** start of Input rows **

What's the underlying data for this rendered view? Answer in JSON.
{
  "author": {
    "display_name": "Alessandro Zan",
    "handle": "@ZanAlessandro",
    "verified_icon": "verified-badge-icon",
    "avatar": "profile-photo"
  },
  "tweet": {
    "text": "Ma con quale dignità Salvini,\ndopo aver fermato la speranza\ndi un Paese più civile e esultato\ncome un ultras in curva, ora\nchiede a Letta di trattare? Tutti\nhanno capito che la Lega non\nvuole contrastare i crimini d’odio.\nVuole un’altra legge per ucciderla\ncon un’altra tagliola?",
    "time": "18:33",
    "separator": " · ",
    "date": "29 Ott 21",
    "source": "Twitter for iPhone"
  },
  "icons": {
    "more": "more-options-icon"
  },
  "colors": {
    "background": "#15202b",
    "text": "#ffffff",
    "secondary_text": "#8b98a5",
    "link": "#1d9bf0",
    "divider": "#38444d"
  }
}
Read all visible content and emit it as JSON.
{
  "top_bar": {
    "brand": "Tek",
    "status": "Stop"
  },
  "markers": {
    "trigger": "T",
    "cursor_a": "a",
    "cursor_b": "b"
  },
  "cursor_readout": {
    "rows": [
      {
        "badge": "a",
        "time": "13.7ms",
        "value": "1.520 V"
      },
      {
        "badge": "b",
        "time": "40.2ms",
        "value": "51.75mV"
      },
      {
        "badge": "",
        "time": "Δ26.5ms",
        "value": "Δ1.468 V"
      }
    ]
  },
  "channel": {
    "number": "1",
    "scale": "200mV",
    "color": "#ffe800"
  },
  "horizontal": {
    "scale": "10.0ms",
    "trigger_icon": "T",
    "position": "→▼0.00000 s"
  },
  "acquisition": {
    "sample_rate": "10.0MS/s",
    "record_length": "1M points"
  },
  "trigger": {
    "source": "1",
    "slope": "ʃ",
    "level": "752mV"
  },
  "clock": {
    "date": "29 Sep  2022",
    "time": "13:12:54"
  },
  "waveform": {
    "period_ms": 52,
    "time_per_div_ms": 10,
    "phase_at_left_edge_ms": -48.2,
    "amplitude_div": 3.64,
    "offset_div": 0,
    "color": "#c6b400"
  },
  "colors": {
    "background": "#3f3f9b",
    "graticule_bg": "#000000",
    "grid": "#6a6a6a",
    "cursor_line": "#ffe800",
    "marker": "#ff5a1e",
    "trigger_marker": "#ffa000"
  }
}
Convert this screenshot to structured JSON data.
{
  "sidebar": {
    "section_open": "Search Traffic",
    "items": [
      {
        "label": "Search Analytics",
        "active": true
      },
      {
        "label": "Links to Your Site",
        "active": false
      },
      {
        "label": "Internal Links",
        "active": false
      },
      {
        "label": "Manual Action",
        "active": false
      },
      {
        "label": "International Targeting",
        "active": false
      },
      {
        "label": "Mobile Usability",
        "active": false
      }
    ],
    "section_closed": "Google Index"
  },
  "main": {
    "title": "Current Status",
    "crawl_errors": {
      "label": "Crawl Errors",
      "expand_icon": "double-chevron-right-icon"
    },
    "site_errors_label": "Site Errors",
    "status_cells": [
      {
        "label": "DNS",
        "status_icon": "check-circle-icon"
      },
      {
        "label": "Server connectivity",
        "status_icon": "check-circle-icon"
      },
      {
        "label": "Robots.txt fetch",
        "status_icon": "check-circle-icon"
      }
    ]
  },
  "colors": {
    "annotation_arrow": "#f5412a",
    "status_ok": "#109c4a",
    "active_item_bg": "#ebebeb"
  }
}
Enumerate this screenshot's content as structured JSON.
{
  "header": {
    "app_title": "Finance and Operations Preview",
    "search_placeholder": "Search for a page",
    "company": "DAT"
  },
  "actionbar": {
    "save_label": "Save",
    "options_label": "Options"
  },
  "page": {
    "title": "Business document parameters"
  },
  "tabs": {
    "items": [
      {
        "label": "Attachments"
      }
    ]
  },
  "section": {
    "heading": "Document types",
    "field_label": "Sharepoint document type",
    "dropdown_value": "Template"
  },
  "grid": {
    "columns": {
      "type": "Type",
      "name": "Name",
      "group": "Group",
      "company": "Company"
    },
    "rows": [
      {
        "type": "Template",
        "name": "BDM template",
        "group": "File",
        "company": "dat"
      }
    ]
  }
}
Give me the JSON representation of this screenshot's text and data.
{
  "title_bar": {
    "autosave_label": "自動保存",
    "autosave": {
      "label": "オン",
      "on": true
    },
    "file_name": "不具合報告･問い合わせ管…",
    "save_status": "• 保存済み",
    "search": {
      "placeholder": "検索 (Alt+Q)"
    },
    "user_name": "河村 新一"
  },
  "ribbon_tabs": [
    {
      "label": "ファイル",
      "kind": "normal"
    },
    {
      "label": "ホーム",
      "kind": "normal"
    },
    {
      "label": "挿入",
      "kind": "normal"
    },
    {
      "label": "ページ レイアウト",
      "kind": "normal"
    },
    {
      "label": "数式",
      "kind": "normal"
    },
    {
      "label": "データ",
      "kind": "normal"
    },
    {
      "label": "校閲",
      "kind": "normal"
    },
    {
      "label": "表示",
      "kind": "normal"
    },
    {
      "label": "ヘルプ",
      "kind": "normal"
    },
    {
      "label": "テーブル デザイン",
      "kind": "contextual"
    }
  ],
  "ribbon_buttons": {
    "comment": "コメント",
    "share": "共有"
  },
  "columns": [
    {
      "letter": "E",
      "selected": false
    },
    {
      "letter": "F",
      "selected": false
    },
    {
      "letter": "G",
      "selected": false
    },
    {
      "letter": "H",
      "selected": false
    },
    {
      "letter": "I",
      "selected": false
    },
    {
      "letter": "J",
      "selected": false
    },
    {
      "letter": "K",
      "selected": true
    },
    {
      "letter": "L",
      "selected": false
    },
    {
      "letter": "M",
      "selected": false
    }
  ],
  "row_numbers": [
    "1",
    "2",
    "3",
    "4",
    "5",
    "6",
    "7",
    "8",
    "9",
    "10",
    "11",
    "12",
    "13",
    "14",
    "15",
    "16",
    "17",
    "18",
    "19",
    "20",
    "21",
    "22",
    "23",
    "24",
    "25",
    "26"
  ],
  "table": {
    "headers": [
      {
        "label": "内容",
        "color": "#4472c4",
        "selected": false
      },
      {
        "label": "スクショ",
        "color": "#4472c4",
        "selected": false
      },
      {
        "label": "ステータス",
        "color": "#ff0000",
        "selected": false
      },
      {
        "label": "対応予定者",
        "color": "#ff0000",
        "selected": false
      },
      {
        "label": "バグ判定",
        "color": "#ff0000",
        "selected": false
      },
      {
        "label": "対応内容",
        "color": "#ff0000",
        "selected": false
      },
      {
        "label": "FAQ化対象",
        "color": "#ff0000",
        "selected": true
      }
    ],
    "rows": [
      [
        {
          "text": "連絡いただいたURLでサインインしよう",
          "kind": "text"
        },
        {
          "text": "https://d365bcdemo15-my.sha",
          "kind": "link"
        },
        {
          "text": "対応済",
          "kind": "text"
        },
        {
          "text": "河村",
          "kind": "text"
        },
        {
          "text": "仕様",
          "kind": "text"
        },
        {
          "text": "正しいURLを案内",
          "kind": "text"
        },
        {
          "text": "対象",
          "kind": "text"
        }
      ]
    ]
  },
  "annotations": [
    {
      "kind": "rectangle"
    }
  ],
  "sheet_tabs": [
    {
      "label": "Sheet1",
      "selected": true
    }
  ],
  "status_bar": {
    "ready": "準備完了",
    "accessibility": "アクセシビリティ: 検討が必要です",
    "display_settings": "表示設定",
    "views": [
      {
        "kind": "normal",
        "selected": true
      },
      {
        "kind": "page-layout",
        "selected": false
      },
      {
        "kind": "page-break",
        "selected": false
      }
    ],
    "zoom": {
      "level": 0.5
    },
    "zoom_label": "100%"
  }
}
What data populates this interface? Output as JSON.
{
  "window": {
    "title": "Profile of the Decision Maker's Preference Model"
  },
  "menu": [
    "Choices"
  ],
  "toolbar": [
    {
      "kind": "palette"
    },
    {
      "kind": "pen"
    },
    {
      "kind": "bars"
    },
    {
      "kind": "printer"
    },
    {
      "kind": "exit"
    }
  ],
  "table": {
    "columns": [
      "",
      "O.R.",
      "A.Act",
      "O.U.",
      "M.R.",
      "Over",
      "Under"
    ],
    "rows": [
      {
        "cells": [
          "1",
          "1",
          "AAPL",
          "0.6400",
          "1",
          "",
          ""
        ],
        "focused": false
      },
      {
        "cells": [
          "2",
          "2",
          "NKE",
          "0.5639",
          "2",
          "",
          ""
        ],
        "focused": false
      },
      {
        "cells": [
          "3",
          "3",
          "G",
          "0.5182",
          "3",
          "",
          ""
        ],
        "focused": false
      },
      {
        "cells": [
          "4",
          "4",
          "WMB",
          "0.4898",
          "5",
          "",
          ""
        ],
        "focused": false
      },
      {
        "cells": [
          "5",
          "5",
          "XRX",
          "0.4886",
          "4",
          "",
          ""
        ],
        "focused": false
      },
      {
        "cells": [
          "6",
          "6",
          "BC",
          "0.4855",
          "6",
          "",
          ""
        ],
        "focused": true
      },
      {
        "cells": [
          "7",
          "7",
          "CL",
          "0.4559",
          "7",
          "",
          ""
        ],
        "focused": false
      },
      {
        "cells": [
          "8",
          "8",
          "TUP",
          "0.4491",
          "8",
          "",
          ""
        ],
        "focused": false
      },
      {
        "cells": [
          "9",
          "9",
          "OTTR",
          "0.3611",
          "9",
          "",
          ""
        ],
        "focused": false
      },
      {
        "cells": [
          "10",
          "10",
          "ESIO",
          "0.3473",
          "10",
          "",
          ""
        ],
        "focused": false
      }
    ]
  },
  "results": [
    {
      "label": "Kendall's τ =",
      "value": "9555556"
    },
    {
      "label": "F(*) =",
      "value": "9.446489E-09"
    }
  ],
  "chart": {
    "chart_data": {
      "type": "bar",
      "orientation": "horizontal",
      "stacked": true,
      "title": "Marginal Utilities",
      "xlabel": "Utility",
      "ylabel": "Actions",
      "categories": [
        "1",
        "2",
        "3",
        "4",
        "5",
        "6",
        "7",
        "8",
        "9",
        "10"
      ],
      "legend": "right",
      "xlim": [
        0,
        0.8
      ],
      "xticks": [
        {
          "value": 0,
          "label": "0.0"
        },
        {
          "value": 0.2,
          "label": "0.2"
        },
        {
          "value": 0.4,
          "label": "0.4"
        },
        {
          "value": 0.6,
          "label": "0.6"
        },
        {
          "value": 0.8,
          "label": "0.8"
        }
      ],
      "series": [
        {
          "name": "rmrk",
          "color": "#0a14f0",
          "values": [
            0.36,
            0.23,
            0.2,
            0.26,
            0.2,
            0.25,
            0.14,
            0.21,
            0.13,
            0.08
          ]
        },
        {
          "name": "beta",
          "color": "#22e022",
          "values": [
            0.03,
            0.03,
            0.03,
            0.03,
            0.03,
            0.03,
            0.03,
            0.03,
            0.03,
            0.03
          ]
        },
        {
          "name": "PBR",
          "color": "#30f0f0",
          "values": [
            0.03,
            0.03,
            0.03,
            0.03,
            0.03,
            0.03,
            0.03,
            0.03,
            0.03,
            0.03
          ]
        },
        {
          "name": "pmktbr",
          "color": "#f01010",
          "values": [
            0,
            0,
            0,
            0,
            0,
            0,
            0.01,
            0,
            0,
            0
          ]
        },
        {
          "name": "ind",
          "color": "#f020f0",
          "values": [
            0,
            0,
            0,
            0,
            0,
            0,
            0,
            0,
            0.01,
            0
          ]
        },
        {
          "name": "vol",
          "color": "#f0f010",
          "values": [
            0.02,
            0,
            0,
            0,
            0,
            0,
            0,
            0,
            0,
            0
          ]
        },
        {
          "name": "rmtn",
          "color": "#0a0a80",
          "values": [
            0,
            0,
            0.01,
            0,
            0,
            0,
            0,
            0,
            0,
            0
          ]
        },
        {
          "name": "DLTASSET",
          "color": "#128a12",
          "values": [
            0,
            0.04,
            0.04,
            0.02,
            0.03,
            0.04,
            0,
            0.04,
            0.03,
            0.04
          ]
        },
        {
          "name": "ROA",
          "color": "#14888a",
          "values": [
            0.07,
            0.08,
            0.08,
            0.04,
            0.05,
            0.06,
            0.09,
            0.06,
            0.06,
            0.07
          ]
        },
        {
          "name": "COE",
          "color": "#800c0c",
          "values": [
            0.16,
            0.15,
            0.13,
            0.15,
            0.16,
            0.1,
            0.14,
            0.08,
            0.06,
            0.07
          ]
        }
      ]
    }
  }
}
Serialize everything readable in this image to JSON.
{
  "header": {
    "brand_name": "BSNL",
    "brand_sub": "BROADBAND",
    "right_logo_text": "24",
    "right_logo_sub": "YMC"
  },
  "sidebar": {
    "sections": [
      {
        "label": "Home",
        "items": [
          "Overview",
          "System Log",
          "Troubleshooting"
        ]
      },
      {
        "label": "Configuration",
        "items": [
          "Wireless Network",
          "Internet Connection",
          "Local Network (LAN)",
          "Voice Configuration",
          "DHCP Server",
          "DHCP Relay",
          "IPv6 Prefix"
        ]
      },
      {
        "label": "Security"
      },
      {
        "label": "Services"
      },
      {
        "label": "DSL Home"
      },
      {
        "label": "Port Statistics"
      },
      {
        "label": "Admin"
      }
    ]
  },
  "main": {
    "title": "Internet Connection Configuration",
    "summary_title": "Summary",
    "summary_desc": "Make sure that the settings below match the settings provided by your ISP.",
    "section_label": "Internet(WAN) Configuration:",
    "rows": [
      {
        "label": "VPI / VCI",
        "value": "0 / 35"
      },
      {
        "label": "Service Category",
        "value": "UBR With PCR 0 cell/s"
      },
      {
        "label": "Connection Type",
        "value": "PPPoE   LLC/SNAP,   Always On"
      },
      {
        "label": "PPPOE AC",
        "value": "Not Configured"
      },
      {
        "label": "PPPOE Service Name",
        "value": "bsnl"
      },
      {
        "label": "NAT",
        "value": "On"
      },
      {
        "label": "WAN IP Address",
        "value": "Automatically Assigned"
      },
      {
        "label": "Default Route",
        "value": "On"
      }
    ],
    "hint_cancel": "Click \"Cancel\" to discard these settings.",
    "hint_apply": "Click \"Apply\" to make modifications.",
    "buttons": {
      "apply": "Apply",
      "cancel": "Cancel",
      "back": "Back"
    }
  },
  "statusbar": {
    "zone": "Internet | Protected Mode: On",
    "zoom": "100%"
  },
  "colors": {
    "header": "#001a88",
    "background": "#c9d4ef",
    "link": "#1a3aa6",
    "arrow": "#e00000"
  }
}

** end of Input rows **

_Task description_: Find "page". Copy every line it occurs in.

_Response to this task_:
    "search_placeholder": "Search for a page",
  "page": {
        "kind": "page-layout",
        "kind": "page-break",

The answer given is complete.